Reproduce the data exactly.

— Start —

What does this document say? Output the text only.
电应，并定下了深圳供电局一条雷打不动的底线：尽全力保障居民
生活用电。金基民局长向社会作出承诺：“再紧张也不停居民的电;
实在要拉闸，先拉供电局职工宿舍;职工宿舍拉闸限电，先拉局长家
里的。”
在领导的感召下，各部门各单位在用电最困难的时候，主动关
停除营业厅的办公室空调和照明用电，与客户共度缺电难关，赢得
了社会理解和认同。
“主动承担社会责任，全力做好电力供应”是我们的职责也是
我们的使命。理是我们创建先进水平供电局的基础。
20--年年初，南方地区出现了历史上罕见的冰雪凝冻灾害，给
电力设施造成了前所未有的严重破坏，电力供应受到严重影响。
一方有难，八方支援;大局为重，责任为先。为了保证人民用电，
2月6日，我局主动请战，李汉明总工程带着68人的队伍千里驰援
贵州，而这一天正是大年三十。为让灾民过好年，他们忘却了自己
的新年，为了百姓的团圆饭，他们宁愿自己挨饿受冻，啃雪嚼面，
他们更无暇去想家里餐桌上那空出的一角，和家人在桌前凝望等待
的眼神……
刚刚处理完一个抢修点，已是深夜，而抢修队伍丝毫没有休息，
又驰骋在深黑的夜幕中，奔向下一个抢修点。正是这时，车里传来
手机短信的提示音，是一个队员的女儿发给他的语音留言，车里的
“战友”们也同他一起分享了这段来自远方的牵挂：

— End —

● Solved problem:
What does this document say? Output the text only.
电应，并定下了深圳供电局一条雷打不动的底线：尽全力保障居民
生活用电。金基民局长向社会作出承诺：“再紧张也不停居民的电;
实在要拉闸，先拉供电局职工宿舍;职工宿舍拉闸限电，先拉局长家
里的。”
在领导的感召下，各部门各单位在用电最困难的时候，主动关
停除营业厅的办公室空调和照明用电，与客户共度缺电难关，赢得
了社会理解和认同。
“主动承担社会责任，全力做好电力供应”是我们的职责也是
我们的使命。理是我们创建先进水平供电局的基础。
20--年年初，南方地区出现了历史上罕见的冰雪凝冻灾害，给
电力设施造成了前所未有的严重破坏，电力供应受到严重影响。
一方有难，八方支援;大局为重，责任为先。为了保证人民用电，
2月6日，我局主动请战，李汉明总工程带着68人的队伍千里驰援
贵州，而这一天正是大年三十。为让灾民过好年，他们忘却了自己
的新年，为了百姓的团圆饭，他们宁愿自己挨饿受冻，啃雪嚼面，
他们更无暇去想家里餐桌上那空出的一角，和家人在桌前凝望等待
的眼神……
刚刚处理完一个抢修点，已是深夜，而抢修队伍丝毫没有休息，
又驰骋在深黑的夜幕中，奔向下一个抢修点。正是这时，车里传来
手机短信的提示音，是一个队员的女儿发给他的语音留言，车里的
“战友”们也同他一起分享了这段来自远方的牵挂：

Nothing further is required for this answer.